*What is required*: Within the records below, find each line that holds the string "text", then copy it.

*Records shown*:
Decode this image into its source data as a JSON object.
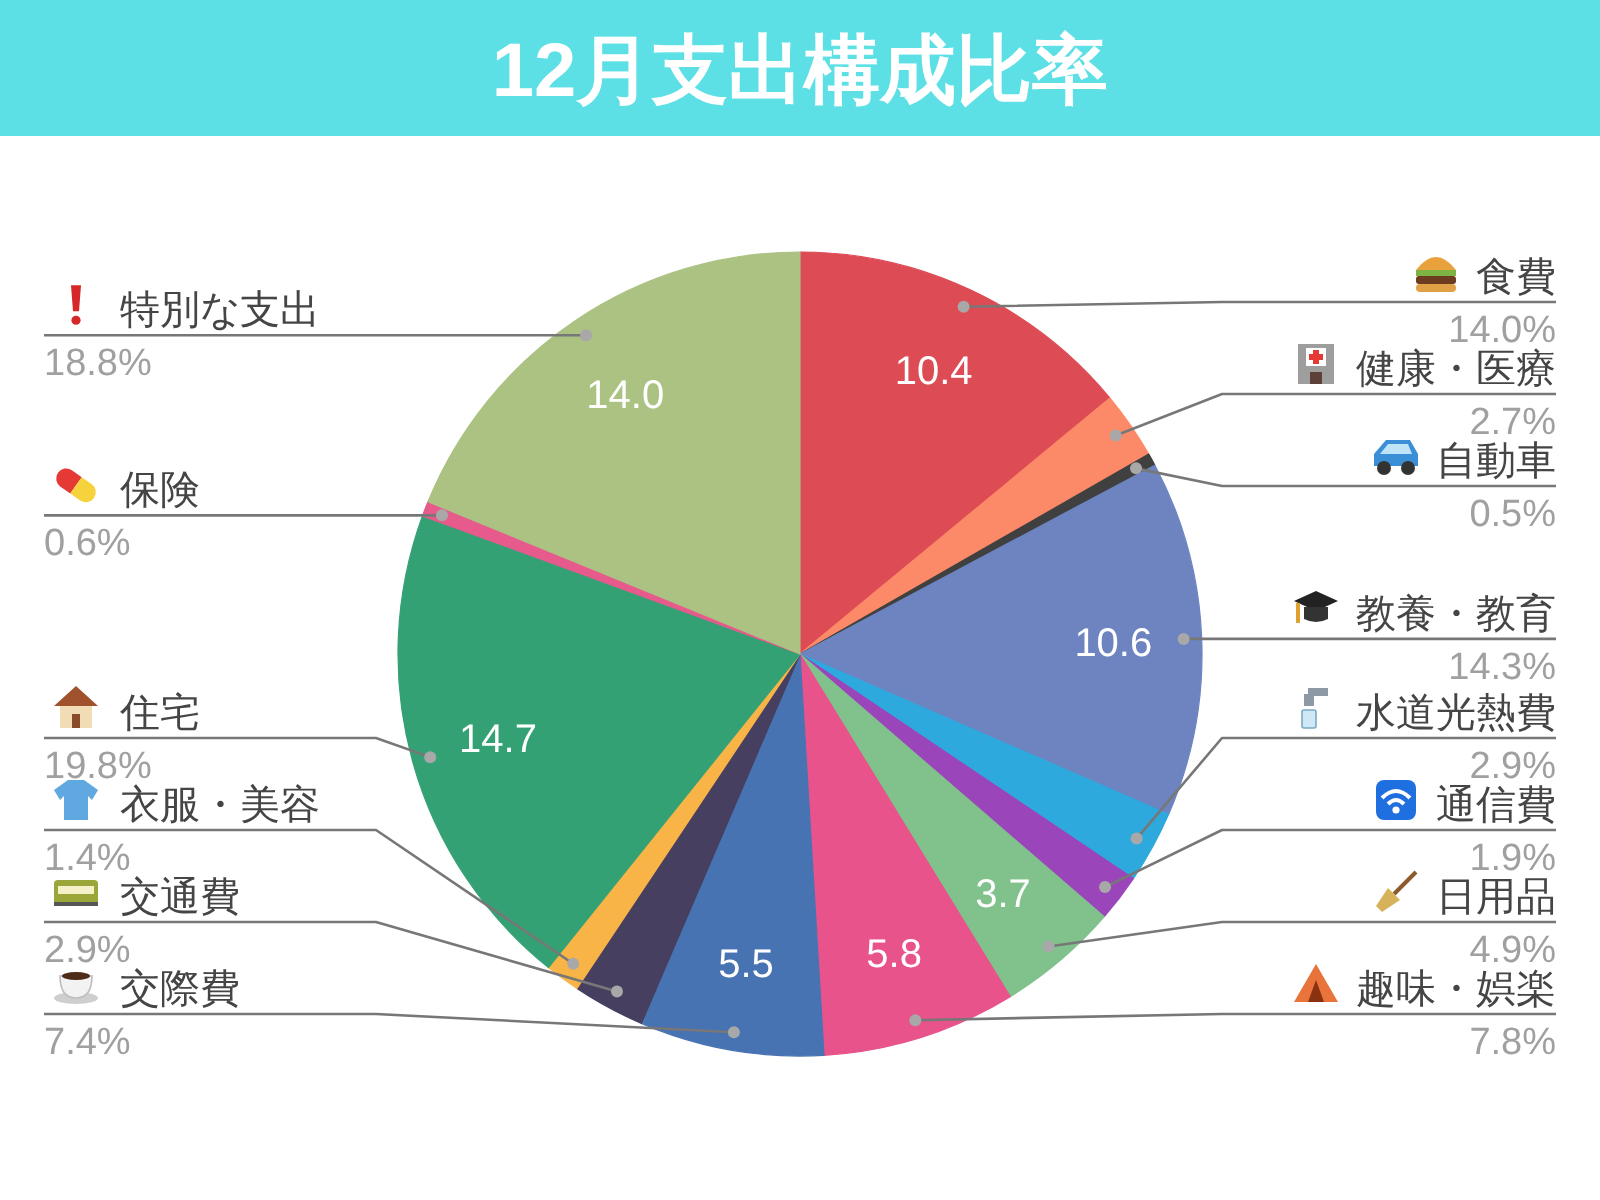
{
  "chart_data": {
    "type": "pie",
    "title": "12月支出構成比率",
    "categories": [
      "食費",
      "健康・医療",
      "自動車",
      "教養・教育",
      "水道光熱費",
      "通信費",
      "日用品",
      "趣味・娯楽",
      "交際費",
      "交通費",
      "衣服・美容",
      "住宅",
      "保険",
      "特別な支出"
    ],
    "values": [
      14.0,
      2.7,
      0.5,
      14.3,
      2.9,
      1.9,
      4.9,
      7.8,
      7.4,
      2.9,
      1.4,
      19.8,
      0.6,
      18.8
    ],
    "colors": [
      "#dd4b55",
      "#fc8a68",
      "#404040",
      "#6d84c1",
      "#2ea9dd",
      "#9b45bb",
      "#80c18c",
      "#e8538c",
      "#4873b3",
      "#463f5f",
      "#f8b447",
      "#34a175",
      "#e65a8c",
      "#abc283"
    ],
    "value_labels": [
      "14.0%",
      "2.7%",
      "0.5%",
      "14.3%",
      "2.9%",
      "1.9%",
      "4.9%",
      "7.8%",
      "7.4%",
      "2.9%",
      "1.4%",
      "19.8%",
      "0.6%",
      "18.8%"
    ],
    "annotations": [
      {
        "text": "10.4",
        "x": "食費"
      },
      {
        "text": "10.6",
        "x": "教養・教育"
      },
      {
        "text": "3.7",
        "x": "日用品"
      },
      {
        "text": "5.8",
        "x": "趣味・娯楽"
      },
      {
        "text": "5.5",
        "x": "交際費"
      },
      {
        "text": "14.7",
        "x": "住宅"
      },
      {
        "text": "14.0",
        "x": "特別な支出"
      }
    ]
  }
}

*Solution below*:
        "text": "10.4",
        "text": "10.6",
        "text": "3.7",
        "text": "5.8",
        "text": "5.5",
        "text": "14.7",
        "text": "14.0",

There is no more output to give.